• **What you need to do**: Scan the entries and tally the lines that include the string "Αρχανών". Reply with the figure alone.

• **Exercise data**:

※ ※ ※

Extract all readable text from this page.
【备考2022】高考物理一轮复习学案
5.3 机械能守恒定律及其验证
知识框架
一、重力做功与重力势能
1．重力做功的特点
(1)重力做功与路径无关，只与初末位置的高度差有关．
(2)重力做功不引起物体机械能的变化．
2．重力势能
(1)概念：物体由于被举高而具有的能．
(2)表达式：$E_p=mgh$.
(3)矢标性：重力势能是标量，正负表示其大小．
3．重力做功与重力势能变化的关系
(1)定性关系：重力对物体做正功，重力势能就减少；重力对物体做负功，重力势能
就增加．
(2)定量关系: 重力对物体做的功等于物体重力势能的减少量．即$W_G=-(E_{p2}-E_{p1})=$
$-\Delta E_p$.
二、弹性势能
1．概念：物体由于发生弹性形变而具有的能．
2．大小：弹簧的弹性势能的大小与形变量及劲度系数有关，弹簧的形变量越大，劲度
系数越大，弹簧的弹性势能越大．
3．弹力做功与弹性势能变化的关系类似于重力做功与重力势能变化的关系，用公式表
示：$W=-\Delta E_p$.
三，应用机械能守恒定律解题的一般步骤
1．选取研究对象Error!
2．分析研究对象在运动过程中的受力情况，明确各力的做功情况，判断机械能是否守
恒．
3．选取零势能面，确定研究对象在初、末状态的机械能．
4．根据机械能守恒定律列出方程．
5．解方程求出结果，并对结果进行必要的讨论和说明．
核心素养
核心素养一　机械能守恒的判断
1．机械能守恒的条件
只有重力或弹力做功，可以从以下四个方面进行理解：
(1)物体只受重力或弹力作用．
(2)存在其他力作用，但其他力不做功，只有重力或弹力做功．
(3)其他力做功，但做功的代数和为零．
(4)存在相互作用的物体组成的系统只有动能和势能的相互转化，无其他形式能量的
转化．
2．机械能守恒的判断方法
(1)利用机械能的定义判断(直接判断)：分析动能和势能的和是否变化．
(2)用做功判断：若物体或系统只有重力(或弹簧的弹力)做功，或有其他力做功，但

※ ※ ※

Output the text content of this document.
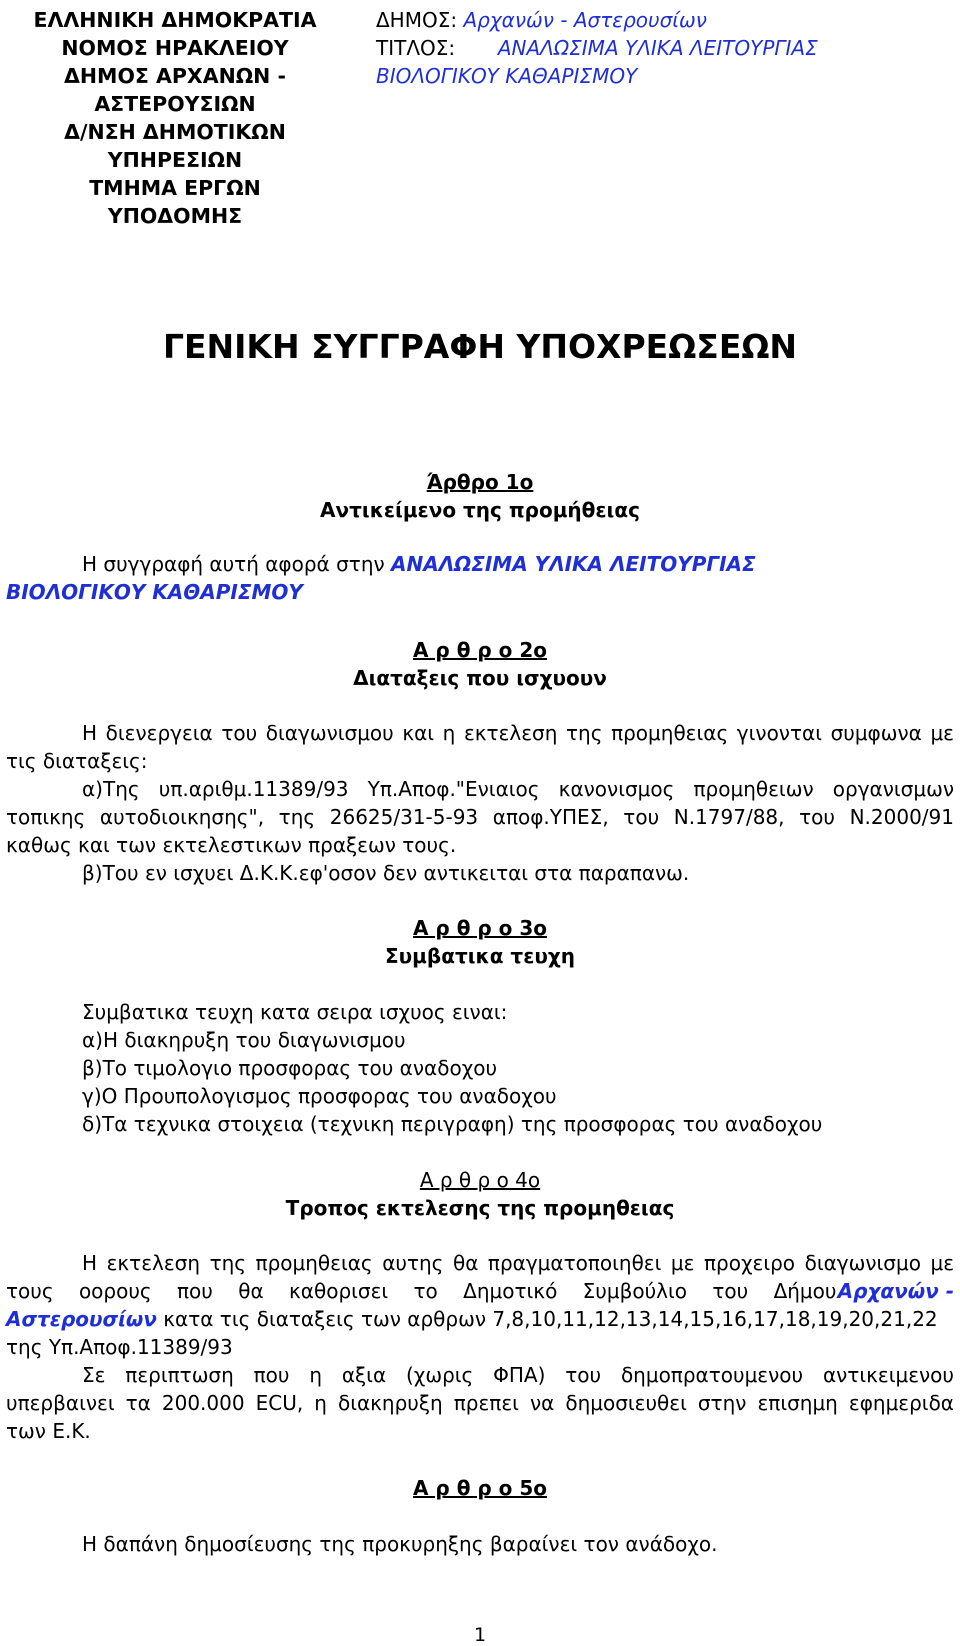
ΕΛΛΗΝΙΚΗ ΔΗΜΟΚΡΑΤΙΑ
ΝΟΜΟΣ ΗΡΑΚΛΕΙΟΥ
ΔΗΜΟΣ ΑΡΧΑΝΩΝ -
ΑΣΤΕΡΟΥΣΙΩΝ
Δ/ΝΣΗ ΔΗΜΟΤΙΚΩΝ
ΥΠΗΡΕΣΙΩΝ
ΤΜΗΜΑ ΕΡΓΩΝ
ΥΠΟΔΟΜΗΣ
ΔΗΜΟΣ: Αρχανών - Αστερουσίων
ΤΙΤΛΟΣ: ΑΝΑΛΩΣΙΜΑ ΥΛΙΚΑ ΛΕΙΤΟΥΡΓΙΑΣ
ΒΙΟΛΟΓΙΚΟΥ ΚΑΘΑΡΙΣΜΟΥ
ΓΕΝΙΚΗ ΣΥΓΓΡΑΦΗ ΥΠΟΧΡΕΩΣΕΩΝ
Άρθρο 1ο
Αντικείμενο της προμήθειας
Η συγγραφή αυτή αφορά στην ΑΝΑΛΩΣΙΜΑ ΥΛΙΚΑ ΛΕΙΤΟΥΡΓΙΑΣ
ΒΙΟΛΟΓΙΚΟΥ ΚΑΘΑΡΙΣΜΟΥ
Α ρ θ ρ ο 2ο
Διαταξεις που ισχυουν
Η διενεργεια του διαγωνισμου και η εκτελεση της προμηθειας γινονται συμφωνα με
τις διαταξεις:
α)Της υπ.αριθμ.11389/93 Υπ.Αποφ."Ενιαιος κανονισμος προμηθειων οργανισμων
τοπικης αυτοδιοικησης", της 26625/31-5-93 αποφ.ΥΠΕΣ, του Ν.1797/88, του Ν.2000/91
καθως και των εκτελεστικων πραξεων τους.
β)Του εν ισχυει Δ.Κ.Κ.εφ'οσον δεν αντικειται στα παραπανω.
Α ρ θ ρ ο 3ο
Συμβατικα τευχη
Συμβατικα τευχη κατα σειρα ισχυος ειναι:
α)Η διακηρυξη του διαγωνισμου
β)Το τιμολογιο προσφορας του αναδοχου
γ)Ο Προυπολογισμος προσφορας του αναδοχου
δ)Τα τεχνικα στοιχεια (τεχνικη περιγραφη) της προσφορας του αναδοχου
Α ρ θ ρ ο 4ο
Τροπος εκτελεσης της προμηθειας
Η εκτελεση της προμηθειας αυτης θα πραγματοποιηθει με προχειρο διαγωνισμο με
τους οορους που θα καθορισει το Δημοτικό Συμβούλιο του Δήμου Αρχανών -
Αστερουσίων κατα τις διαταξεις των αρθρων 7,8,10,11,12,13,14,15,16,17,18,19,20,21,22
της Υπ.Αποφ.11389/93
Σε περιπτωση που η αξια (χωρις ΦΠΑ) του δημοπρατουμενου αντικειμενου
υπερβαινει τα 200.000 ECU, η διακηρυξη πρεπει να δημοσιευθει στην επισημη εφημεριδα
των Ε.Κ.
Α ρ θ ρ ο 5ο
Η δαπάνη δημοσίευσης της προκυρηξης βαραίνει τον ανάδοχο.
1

※ ※ ※

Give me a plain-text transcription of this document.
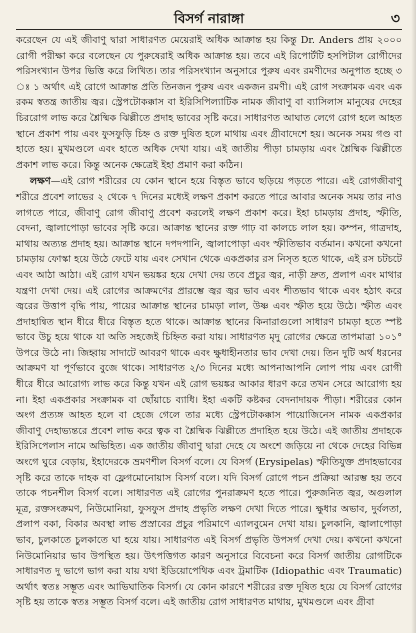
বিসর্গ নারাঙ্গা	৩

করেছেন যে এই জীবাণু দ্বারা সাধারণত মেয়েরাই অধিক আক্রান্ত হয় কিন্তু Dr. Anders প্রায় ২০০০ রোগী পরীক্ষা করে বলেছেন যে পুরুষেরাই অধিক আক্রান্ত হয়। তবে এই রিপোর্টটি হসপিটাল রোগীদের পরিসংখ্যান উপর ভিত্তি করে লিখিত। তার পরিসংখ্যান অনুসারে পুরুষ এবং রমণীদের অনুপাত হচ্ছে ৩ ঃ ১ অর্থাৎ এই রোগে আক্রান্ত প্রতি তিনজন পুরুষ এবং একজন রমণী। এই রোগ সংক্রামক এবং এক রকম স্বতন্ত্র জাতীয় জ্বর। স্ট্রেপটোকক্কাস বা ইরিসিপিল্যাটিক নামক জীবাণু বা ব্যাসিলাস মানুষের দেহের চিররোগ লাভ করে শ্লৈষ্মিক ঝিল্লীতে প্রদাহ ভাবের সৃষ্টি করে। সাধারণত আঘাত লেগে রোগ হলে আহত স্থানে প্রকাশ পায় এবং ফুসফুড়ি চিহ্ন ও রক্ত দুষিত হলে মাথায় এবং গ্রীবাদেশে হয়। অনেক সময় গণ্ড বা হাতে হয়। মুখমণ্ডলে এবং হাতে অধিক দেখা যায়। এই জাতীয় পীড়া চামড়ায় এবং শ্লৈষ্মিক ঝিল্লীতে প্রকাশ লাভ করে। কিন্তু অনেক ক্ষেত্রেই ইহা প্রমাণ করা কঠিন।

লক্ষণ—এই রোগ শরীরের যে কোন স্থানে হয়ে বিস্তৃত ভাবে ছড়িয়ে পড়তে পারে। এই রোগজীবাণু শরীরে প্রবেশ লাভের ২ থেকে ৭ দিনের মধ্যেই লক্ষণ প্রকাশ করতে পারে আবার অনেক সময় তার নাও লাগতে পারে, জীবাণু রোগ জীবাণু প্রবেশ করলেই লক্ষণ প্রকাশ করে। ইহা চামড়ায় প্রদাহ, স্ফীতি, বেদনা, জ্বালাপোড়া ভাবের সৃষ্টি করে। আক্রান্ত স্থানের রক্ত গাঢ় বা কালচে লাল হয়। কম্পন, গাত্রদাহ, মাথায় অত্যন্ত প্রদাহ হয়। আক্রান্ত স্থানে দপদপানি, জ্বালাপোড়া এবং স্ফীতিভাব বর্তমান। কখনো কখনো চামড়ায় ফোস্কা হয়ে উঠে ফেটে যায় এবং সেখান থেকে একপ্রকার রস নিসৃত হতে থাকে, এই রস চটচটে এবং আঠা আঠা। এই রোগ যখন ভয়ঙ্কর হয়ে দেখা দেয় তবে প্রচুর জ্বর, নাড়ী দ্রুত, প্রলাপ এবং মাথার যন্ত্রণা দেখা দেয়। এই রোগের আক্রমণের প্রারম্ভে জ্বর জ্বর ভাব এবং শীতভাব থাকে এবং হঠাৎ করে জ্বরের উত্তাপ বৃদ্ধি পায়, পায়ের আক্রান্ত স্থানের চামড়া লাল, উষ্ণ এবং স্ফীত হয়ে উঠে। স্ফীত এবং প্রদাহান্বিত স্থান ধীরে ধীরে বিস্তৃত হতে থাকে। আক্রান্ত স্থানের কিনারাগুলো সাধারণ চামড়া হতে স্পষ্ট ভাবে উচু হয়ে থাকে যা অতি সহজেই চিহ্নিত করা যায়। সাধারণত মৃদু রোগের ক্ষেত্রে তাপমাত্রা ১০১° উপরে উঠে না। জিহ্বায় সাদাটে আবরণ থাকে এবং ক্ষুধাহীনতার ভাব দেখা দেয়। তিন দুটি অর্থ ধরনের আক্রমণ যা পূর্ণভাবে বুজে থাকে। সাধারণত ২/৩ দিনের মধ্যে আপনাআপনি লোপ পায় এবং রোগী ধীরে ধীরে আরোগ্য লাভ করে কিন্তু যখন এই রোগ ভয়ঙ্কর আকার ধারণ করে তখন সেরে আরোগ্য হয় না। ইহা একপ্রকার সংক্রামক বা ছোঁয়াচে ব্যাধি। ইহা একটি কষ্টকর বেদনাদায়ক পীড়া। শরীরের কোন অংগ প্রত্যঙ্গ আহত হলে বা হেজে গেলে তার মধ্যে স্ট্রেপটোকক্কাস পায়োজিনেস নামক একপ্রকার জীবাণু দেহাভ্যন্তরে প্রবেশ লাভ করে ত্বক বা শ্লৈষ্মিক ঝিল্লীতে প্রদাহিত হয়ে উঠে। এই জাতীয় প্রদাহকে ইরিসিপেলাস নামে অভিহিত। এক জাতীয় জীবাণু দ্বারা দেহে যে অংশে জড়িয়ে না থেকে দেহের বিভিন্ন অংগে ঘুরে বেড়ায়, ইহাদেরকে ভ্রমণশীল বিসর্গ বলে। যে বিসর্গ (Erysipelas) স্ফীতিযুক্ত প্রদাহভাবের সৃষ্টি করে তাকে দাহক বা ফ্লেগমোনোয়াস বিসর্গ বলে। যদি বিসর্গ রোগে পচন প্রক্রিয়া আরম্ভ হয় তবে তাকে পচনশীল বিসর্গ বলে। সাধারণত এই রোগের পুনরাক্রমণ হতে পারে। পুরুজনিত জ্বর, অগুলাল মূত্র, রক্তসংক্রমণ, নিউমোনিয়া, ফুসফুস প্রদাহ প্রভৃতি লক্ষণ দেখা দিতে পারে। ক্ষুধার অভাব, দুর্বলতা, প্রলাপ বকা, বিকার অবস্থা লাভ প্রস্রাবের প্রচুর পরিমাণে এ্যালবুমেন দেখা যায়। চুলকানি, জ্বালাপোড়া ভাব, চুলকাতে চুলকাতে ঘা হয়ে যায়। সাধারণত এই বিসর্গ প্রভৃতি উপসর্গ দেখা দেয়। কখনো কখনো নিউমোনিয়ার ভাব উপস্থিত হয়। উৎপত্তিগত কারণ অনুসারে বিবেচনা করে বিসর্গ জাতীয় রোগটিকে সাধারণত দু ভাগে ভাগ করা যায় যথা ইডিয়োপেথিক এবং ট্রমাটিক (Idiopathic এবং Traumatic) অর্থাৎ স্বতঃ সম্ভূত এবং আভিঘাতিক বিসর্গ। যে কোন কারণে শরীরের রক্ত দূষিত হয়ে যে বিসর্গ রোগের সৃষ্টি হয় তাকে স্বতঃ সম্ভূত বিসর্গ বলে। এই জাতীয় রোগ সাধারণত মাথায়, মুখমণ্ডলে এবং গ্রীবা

※ ※ ※

• **The answer**: 2